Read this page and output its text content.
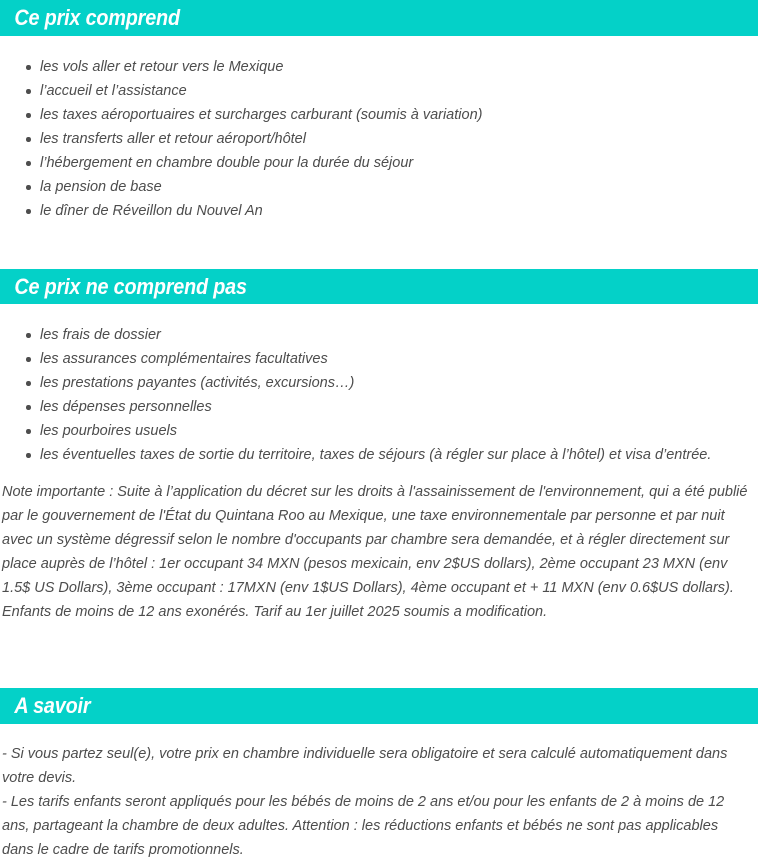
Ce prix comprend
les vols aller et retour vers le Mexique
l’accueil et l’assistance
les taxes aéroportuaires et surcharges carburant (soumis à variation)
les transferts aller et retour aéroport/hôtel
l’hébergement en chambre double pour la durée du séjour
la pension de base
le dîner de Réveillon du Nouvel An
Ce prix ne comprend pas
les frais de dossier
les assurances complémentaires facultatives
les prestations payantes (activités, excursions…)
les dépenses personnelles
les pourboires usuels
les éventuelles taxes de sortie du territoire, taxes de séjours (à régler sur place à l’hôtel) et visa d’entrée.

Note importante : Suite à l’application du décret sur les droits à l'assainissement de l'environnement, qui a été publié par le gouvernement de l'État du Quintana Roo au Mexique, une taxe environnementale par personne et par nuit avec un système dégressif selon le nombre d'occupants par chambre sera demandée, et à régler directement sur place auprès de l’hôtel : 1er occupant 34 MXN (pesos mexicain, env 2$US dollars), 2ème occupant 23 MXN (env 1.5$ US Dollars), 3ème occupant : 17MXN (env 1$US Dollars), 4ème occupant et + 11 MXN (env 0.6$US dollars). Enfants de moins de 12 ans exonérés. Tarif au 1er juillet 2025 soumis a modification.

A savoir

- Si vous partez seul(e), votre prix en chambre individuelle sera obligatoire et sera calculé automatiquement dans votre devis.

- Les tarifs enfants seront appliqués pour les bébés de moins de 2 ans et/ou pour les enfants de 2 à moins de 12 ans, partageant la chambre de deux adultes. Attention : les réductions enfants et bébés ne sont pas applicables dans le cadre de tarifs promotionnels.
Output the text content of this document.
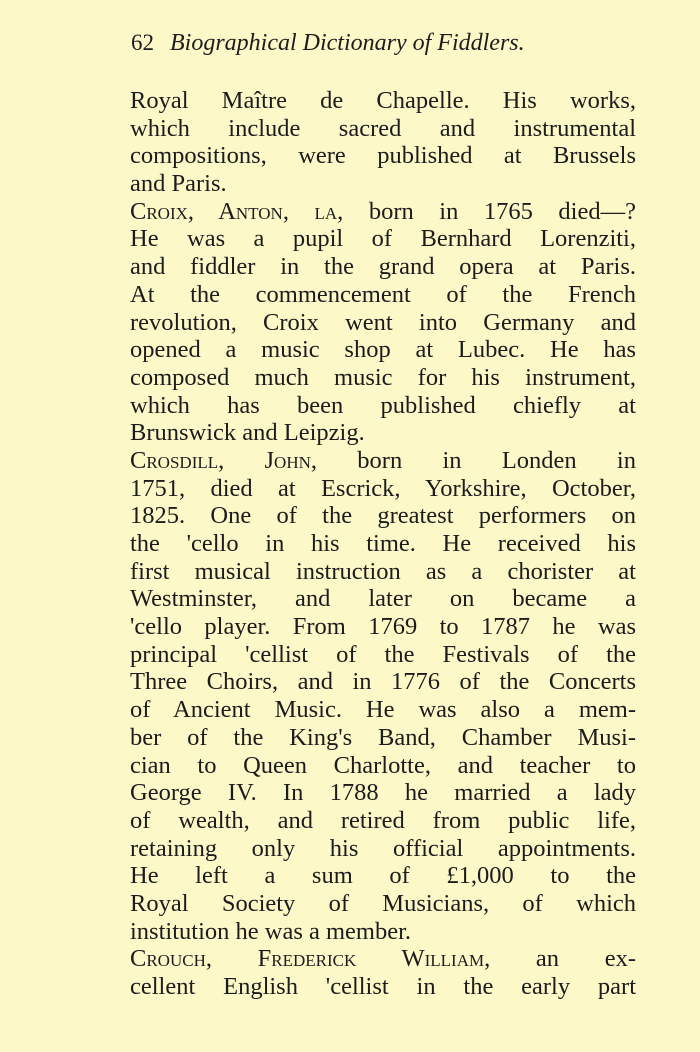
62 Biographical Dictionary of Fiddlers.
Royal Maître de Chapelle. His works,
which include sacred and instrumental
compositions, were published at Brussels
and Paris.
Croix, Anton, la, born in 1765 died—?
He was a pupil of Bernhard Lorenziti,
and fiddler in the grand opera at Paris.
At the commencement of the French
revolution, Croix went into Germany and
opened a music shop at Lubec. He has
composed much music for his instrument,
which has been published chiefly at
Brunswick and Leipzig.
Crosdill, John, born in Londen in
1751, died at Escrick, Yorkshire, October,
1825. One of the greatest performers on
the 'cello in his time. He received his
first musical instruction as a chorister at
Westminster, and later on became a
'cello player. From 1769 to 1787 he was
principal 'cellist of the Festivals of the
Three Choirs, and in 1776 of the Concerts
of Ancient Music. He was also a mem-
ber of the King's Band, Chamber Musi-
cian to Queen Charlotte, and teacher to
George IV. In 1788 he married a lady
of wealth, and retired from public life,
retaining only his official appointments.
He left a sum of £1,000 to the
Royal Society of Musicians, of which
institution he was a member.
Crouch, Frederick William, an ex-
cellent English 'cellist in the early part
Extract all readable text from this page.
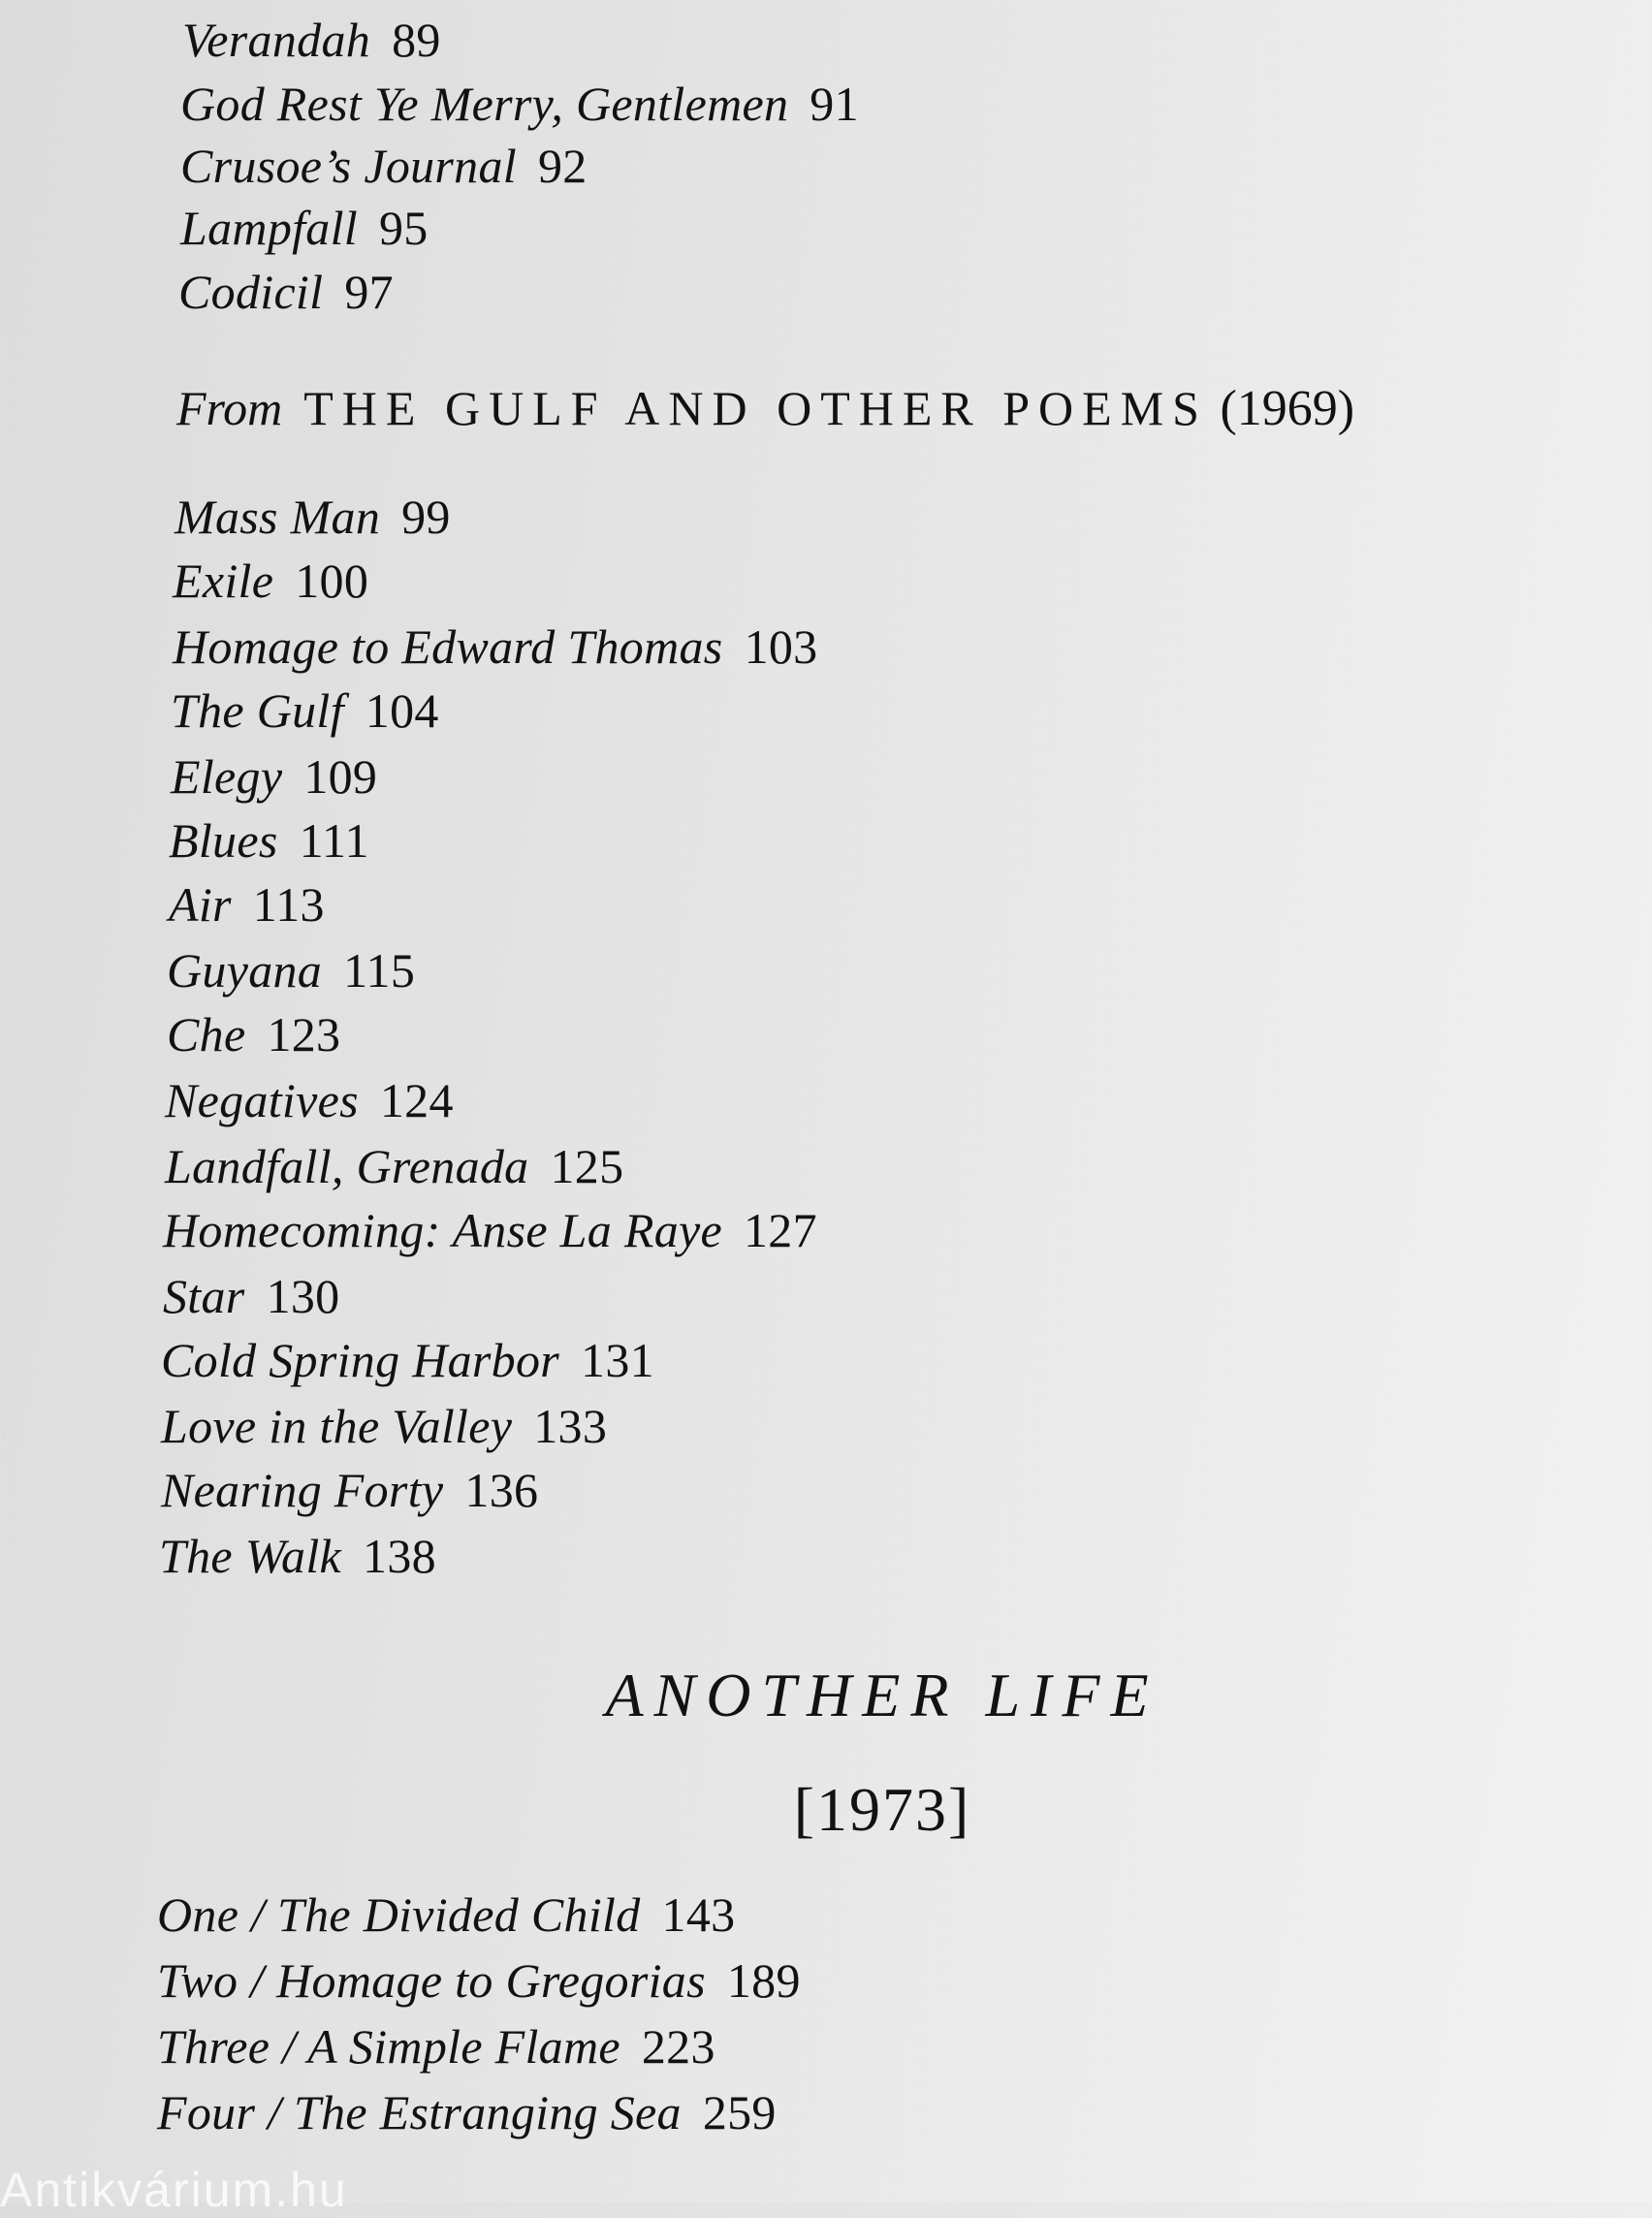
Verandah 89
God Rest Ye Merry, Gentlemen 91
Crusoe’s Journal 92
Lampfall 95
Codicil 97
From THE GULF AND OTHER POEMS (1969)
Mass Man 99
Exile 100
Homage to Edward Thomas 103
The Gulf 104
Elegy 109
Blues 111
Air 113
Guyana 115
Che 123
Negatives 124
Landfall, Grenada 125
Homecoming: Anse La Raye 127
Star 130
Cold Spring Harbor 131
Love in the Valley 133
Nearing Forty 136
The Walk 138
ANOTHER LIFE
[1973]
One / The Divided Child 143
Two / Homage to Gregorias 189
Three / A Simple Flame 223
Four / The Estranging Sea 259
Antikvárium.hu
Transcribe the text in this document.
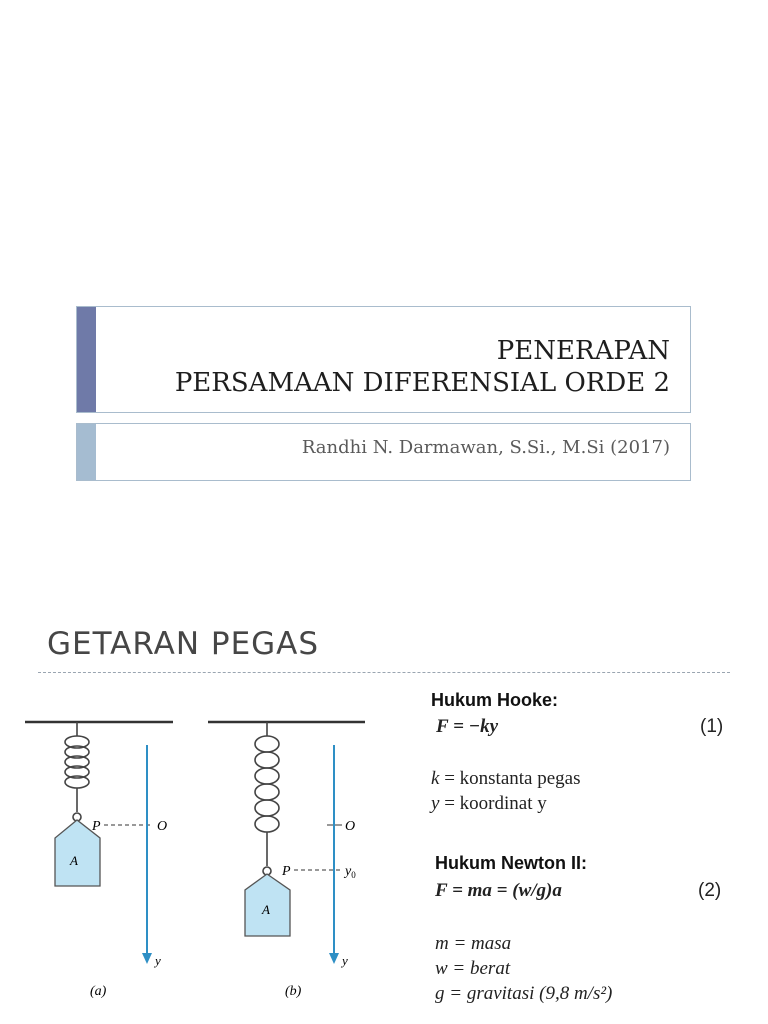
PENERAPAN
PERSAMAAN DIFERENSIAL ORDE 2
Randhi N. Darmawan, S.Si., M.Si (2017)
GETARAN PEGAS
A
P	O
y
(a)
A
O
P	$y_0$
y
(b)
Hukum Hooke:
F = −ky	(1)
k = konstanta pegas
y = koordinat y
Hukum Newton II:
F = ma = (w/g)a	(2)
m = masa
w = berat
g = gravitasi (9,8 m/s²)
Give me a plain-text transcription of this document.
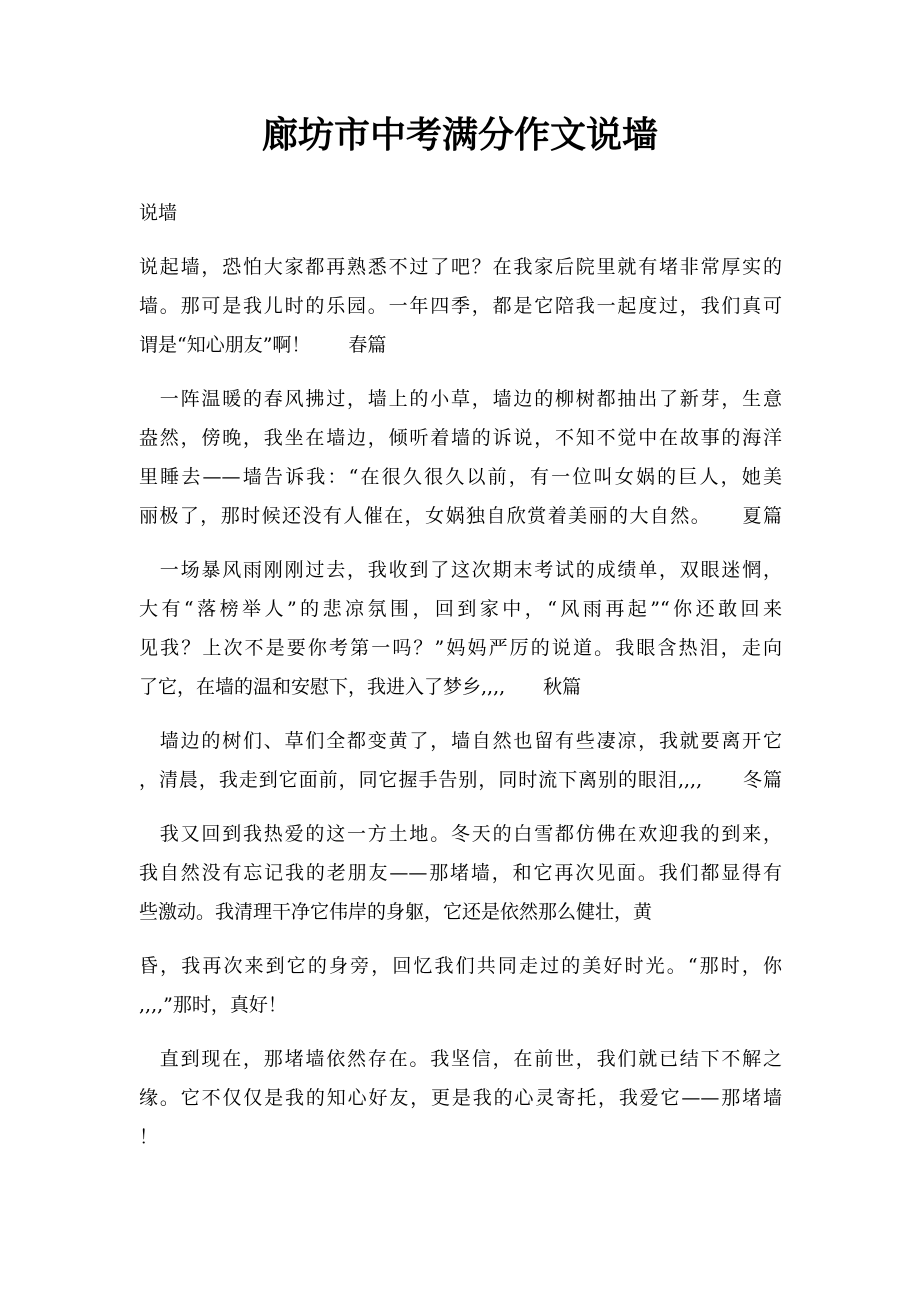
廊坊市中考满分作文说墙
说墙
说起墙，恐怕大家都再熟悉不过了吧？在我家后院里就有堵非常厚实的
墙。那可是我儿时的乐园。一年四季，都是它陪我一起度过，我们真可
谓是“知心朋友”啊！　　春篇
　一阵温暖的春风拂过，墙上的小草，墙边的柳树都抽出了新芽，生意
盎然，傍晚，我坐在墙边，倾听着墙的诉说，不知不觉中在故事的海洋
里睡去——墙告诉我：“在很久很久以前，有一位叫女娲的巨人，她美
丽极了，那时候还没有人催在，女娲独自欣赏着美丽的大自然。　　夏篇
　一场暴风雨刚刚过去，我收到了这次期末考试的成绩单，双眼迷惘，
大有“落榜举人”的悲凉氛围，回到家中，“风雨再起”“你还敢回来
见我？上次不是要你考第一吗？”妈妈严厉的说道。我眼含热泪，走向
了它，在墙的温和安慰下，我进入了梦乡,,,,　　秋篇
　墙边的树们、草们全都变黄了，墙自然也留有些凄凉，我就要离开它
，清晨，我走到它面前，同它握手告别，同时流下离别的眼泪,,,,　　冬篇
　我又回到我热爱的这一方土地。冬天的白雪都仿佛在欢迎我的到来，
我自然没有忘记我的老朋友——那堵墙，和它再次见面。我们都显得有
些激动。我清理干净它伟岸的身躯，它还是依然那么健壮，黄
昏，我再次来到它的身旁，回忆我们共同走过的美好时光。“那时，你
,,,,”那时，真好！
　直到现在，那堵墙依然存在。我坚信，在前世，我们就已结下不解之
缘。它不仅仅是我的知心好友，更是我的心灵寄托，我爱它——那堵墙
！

WHAT THE TASK ASKS ::
Determine how many lines of the entries above carry the string "comprend", and give that number alone.

ANSWER TO THE PROBLEM ::
2